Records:
+ + + + +
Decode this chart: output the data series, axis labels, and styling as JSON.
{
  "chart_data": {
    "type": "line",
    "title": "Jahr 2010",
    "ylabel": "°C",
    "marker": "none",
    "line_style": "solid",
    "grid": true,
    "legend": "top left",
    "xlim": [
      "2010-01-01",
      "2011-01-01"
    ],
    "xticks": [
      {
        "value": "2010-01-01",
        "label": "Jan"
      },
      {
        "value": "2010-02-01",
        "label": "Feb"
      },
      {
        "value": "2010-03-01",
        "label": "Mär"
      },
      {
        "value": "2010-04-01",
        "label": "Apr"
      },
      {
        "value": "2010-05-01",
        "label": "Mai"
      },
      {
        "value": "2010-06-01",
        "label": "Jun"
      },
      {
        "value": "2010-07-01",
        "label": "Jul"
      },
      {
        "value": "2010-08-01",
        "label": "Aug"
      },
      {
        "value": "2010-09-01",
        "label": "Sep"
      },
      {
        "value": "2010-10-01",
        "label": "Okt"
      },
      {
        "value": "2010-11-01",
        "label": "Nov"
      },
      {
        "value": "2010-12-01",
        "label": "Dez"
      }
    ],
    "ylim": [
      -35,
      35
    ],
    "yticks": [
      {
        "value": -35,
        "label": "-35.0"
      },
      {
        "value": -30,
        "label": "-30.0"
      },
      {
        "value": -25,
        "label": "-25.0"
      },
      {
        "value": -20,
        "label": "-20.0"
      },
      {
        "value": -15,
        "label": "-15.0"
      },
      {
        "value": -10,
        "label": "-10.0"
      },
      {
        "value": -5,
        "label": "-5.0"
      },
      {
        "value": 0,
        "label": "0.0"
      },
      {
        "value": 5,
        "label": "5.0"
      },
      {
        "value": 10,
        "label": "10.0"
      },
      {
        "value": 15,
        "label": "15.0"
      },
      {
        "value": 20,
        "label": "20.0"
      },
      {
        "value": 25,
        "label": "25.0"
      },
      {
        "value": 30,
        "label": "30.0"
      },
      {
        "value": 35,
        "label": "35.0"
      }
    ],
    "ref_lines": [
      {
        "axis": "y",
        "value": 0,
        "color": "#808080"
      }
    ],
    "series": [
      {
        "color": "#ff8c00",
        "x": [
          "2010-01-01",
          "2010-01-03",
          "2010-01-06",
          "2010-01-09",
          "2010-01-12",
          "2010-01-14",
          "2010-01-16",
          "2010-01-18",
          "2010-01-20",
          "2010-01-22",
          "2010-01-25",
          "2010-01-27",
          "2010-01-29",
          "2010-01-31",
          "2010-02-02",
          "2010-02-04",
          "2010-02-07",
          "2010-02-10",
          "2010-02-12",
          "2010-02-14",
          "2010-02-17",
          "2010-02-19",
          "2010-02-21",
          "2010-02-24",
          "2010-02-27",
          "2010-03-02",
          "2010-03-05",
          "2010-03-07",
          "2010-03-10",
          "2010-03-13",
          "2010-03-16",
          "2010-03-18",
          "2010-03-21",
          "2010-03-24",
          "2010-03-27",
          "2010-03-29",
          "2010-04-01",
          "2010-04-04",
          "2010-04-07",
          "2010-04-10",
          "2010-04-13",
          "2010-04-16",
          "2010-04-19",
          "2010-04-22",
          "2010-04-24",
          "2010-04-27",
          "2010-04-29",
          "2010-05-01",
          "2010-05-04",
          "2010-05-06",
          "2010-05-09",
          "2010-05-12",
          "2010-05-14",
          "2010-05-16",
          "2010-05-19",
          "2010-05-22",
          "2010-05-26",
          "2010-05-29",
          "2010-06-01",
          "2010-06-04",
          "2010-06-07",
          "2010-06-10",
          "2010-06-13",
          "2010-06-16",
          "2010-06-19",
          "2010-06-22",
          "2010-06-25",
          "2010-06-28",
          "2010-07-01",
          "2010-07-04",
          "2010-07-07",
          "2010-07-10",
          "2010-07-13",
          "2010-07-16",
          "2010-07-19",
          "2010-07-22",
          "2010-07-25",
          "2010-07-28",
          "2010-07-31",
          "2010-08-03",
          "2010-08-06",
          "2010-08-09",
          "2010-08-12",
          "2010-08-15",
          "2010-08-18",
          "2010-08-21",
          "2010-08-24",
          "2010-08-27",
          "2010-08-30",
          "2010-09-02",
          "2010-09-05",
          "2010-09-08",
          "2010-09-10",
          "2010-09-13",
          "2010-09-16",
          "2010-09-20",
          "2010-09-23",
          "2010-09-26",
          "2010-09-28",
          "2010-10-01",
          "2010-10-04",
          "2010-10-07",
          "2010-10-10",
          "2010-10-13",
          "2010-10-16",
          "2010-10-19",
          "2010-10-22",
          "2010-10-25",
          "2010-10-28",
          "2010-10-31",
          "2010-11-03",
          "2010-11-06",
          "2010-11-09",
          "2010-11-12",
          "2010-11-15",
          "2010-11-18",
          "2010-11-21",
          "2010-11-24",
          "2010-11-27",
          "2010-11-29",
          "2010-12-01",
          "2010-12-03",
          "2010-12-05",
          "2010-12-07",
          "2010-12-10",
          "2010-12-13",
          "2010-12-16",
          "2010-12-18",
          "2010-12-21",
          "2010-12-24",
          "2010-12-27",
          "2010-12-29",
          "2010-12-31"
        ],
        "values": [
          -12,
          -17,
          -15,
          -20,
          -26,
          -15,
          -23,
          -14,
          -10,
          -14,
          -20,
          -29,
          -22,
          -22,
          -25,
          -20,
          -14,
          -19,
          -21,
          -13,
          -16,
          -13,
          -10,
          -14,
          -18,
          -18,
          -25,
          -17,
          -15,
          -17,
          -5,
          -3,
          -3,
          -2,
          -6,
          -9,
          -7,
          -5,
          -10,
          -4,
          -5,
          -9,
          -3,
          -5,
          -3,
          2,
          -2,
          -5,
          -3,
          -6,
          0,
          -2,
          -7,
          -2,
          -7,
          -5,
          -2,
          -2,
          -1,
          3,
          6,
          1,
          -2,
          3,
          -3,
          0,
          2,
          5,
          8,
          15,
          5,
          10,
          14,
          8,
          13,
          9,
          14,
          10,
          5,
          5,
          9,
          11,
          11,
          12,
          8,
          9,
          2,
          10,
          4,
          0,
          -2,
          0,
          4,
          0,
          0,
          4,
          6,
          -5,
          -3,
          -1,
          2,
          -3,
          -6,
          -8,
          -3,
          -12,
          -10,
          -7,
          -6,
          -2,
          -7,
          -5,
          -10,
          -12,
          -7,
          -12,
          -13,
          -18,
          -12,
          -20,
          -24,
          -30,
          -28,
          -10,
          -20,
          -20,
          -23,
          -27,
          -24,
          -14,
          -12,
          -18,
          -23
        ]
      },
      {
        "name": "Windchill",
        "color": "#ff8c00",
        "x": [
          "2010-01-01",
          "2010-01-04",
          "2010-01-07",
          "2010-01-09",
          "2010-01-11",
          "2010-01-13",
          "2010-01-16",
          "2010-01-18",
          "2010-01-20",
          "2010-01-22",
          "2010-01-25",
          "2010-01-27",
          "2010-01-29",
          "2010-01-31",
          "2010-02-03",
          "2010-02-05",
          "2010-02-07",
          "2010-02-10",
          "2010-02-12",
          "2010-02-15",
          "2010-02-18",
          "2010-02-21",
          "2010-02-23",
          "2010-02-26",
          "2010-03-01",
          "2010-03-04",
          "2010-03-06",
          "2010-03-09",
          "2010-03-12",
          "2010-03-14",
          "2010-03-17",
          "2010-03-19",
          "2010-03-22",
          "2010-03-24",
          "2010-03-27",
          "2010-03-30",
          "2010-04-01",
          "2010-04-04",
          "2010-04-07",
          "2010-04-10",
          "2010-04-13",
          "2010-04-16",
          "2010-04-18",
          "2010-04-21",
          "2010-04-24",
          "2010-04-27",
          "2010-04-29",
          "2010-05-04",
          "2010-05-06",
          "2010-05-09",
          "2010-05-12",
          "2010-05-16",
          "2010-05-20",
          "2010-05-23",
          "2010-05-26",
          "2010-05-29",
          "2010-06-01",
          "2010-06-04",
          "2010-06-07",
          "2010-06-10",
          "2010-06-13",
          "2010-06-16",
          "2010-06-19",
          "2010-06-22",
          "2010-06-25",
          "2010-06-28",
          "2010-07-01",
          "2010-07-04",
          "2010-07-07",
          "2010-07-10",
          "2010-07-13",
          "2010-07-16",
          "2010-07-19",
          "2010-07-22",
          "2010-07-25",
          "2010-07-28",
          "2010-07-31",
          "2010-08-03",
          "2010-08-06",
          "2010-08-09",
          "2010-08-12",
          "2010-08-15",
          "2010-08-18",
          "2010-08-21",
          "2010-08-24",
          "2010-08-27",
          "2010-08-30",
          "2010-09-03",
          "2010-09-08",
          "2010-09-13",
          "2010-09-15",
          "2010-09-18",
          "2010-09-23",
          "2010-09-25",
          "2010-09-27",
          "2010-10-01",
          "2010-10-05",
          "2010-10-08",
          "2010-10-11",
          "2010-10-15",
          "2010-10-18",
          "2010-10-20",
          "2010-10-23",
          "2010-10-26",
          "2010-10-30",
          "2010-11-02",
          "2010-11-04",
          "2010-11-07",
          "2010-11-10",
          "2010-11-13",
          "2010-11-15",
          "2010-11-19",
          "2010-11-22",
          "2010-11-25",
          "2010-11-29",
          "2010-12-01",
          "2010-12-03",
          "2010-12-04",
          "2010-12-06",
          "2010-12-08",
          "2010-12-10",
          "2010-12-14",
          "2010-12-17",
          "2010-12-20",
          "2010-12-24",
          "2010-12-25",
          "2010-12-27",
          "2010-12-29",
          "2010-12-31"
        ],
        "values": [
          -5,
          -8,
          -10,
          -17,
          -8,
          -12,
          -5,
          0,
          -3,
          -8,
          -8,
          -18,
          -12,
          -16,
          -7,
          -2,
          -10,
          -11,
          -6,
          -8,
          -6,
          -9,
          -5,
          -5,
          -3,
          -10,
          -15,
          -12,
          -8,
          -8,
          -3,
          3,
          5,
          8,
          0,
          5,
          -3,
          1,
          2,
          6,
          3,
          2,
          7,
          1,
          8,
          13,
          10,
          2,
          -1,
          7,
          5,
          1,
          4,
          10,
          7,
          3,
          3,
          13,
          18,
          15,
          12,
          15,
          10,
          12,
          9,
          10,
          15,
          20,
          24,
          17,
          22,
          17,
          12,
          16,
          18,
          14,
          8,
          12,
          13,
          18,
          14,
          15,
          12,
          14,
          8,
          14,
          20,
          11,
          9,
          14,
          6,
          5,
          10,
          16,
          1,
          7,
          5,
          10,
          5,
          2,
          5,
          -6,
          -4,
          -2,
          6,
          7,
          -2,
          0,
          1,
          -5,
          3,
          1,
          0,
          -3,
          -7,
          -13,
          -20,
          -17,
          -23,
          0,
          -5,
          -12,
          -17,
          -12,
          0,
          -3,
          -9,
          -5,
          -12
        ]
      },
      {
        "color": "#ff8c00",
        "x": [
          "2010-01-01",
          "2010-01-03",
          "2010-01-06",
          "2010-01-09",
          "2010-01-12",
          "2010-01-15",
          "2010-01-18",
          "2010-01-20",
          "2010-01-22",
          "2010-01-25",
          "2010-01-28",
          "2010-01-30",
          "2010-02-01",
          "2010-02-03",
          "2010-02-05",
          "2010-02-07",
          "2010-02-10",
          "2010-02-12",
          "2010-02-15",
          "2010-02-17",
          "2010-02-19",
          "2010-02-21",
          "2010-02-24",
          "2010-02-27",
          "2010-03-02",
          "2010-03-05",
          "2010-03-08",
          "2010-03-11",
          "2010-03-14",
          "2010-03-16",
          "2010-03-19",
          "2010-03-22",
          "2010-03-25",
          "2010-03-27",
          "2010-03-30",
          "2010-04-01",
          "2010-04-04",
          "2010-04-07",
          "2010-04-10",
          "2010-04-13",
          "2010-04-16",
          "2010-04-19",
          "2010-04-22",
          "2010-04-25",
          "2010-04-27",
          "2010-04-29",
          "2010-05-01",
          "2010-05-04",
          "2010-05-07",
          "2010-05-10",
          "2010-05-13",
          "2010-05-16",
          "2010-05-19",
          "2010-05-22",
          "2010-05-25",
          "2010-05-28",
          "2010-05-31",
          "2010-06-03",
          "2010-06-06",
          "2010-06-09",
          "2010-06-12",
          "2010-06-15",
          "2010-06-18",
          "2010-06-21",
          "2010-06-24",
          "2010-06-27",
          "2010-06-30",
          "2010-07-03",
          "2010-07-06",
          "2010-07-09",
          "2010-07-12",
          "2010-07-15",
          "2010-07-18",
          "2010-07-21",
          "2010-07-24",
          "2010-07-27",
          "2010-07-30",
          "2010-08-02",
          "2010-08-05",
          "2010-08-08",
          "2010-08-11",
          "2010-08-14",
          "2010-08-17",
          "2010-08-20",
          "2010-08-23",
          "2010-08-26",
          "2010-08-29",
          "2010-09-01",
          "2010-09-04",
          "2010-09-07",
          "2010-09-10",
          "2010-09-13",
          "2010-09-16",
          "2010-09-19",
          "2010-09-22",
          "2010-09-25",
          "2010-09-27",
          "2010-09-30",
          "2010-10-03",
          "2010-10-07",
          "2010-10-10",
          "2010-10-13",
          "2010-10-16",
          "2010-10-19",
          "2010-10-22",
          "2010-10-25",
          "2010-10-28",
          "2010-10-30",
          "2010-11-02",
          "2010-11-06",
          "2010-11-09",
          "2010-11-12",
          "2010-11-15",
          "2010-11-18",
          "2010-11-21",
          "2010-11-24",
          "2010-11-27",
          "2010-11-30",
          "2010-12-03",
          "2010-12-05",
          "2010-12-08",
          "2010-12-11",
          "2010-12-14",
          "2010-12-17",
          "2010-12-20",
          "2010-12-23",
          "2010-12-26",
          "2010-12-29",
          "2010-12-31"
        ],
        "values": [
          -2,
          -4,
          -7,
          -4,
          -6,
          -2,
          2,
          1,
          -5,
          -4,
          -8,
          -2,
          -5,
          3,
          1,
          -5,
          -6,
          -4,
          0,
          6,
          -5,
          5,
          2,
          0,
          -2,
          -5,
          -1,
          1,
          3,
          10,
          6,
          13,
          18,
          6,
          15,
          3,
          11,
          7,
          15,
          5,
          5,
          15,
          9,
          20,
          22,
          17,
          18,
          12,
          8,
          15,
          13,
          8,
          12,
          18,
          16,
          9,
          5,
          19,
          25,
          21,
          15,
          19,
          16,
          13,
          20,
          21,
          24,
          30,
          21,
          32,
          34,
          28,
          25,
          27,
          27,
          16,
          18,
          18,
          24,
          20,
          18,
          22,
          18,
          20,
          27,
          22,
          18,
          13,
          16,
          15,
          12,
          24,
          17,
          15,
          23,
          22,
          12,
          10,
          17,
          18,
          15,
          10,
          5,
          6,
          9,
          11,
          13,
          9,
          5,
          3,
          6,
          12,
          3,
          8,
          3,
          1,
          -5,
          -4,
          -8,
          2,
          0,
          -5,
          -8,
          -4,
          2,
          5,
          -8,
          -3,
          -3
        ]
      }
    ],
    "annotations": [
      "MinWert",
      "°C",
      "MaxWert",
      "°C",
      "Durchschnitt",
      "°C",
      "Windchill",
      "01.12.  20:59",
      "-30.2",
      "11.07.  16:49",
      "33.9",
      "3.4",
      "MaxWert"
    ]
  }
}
+ + + + +
§ Written request:
Where does the word "axis" appear in the listing? List each line that holds it.

§ Solution for this problem:
Decode this chart: output the data series, axis labels, and styling as JSON.
        "axis": "y",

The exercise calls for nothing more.